> Dataset content:

──────

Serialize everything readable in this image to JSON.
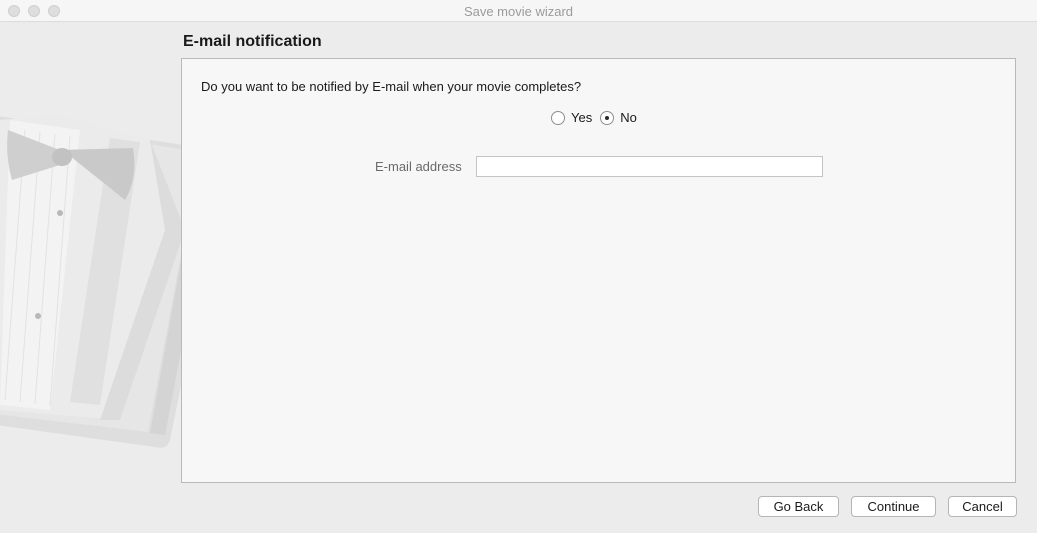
{
  "window": {
    "title": "Save movie wizard"
  },
  "page": {
    "heading": "E-mail notification",
    "question": "Do you want to be notified by E-mail when your movie completes?",
    "notify_options": [
      {
        "label": "Yes",
        "checked": false
      },
      {
        "label": "No",
        "checked": true
      }
    ],
    "email_label": "E-mail address",
    "email_value": ""
  },
  "footer": {
    "back_label": "Go Back",
    "continue_label": "Continue",
    "cancel_label": "Cancel"
  },
  "icons": {
    "sidebar_art": "tuxedo-illustration"
  }
}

──────

Output a faithful copy of the data, with each picture left out.

Serialize everything readable in this image to JSON.
{
  "window": {
    "title": "Save movie wizard"
  },
  "page": {
    "heading": "E-mail notification",
    "question": "Do you want to be notified by E-mail when your movie completes?",
    "notify_options": [
      {
        "label": "Yes",
        "checked": false
      },
      {
        "label": "No",
        "checked": true
      }
    ],
    "email_label": "E-mail address",
    "email_value": ""
  },
  "footer": {
    "back_label": "Go Back",
    "continue_label": "Continue",
    "cancel_label": "Cancel"
  },
  "icons": {
    "sidebar_art": "tuxedo-illustration"
  }
}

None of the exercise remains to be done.